[Extracted records]

>>>>>

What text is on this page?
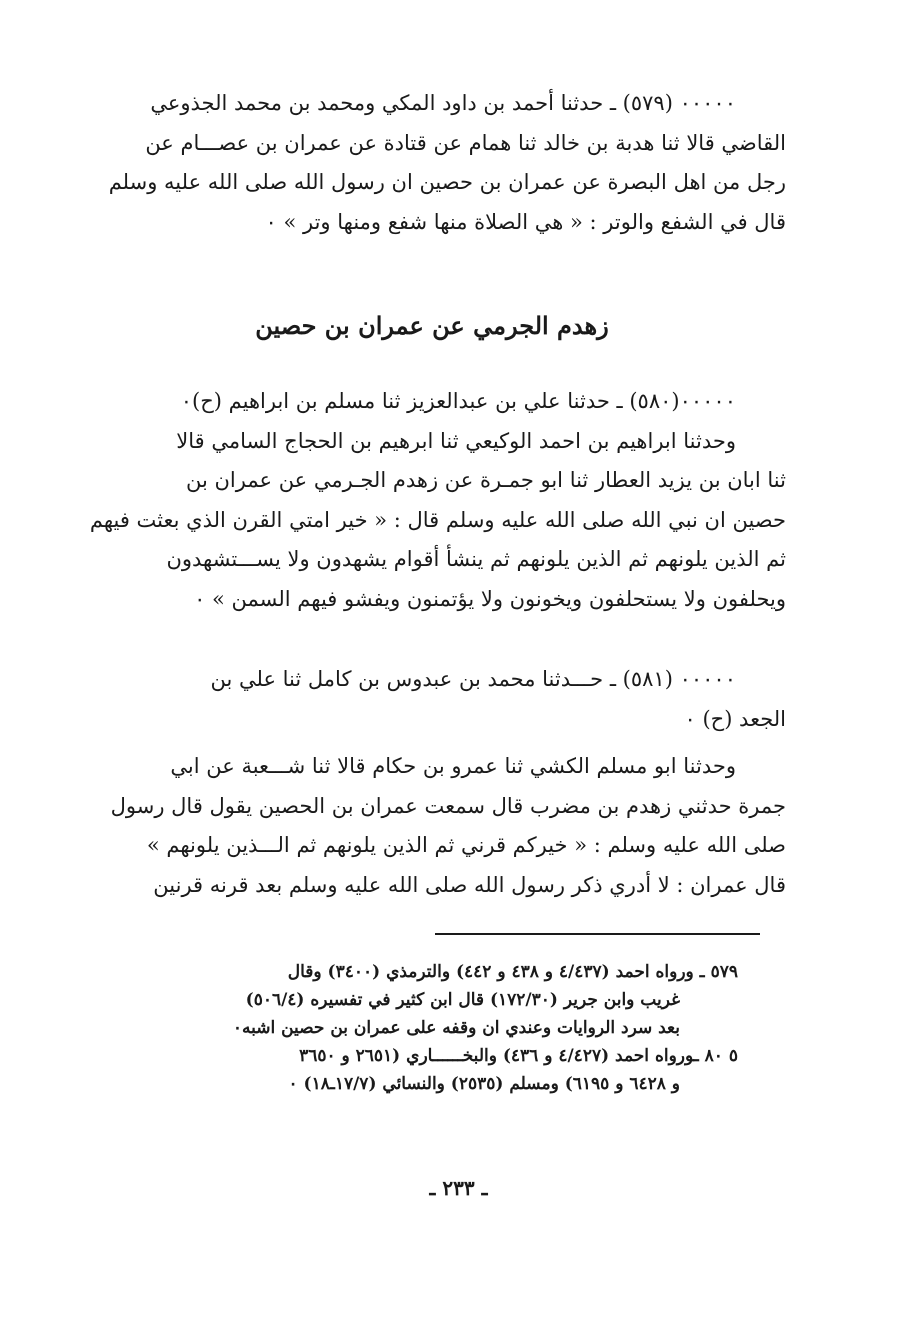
٠٠٠٠٠ (٥٧٩) ـ حدثنا أحمد بن داود المكي ومحمد بن محمد الجذوعي
القاضي قالا ثنا هدبة بن خالد ثنا همام عن قتادة عن عمران بن عصـــام عن
رجل من اهل البصرة عن عمران بن حصين ان رسول الله صلى الله عليه وسلم
قال في الشفع والوتر : « هي الصلاة منها شفع ومنها وتر » ٠
زهدم الجرمي عن عمران بن حصين
٠٠٠٠٠(٥٨٠) ـ حدثنا علي بن عبدالعزيز ثنا مسلم بن ابراهيم (ح)٠
وحدثنا ابراهيم بن احمد الوكيعي ثنا ابرهيم بن الحجاج السامي قالا
ثنا ابان بن يزيد العطار ثنا ابو جمـرة عن زهدم الجـرمي عن عمران بن
حصين ان نبي الله صلى الله عليه وسلم قال : « خير امتي القرن الذي بعثت فيهم
ثم الذين يلونهم ثم الذين يلونهم ثم ينشأ أقوام يشهدون ولا يســـتشهدون
ويحلفون ولا يستحلفون ويخونون ولا يؤتمنون ويفشو فيهم السمن » ٠
٠٠٠٠٠ (٥٨١) ـ حـــدثنا محمد بن عبدوس بن كامل ثنا علي بن
الجعد (ح) ٠
وحدثنا ابو مسلم الكشي ثنا عمرو بن حكام قالا ثنا شـــعبة عن ابي
جمرة حدثني زهدم بن مضرب قال سمعت عمران بن الحصين يقول قال رسول
صلى الله عليه وسلم : « خيركم قرني ثم الذين يلونهم ثم الـــذين يلونهم »
قال عمران : لا أدري ذكر رسول الله صلى الله عليه وسلم بعد قرنه قرنين
٥٧٩ ـ ورواه احمد (٤/٤٣٧ و ٤٣٨ و ٤٤٢) والترمذي (٣٤٠٠) وقال
غريب وابن جرير (١٧٢/٣٠) قال ابن كثير في تفسيره (٥٠٦/٤)
بعد سرد الروايات وعندي ان وقفه على عمران بن حصين اشبه٠
٥ ٨٠ ـورواه احمد (٤/٤٢٧ و ٤٣٦) والبخــــــاري (٢٦٥١ و ٣٦٥٠
و ٦٤٢٨ و ٦١٩٥) ومسلم (٢٥٣٥) والنسائي (١٧/٧ـ١٨) ٠
ـ ٢٣٣ ـ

<<<<<

**Task objective**. Each line in the listing above either holds the string "عليه" or does not; state how many do, giving the number only.

**Full output**. 4